====== SUPPLIED MATERIAL

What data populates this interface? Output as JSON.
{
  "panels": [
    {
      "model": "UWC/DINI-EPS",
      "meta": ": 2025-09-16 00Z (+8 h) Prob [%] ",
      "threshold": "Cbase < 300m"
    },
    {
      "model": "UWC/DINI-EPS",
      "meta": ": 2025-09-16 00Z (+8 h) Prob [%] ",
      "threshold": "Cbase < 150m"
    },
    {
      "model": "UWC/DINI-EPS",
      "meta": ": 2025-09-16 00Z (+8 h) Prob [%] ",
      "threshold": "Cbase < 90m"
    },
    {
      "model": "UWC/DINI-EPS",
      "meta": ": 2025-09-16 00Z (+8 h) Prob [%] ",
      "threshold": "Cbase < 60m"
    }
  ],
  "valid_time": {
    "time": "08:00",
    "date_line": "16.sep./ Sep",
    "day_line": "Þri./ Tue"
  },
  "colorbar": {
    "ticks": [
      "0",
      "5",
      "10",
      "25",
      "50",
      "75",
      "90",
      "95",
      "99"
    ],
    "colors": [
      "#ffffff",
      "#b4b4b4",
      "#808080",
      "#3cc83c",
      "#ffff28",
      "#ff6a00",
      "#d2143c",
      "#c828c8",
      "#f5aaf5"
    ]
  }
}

============

■ **STATED TASK**
Every entry should be output exactly as written, please.

■ **WRITTEN ANSWER**
What data populates this interface? Output as JSON.
{
  "panels": [
    {
      "model": "UWC/DINI-EPS",
      "meta": ": 2025-09-16 00Z (+8 h) Prob [%] ",
      "threshold": "Cbase < 300m"
    },
    {
      "model": "UWC/DINI-EPS",
      "meta": ": 2025-09-16 00Z (+8 h) Prob [%] ",
      "threshold": "Cbase < 150m"
    },
    {
      "model": "UWC/DINI-EPS",
      "meta": ": 2025-09-16 00Z (+8 h) Prob [%] ",
      "threshold": "Cbase < 90m"
    },
    {
      "model": "UWC/DINI-EPS",
      "meta": ": 2025-09-16 00Z (+8 h) Prob [%] ",
      "threshold": "Cbase < 60m"
    }
  ],
  "valid_time": {
    "time": "08:00",
    "date_line": "16.sep./ Sep",
    "day_line": "Þri./ Tue"
  },
  "colorbar": {
    "ticks": [
      "0",
      "5",
      "10",
      "25",
      "50",
      "75",
      "90",
      "95",
      "99"
    ],
    "colors": [
      "#ffffff",
      "#b4b4b4",
      "#808080",
      "#3cc83c",
      "#ffff28",
      "#ff6a00",
      "#d2143c",
      "#c828c8",
      "#f5aaf5"
    ]
  }
}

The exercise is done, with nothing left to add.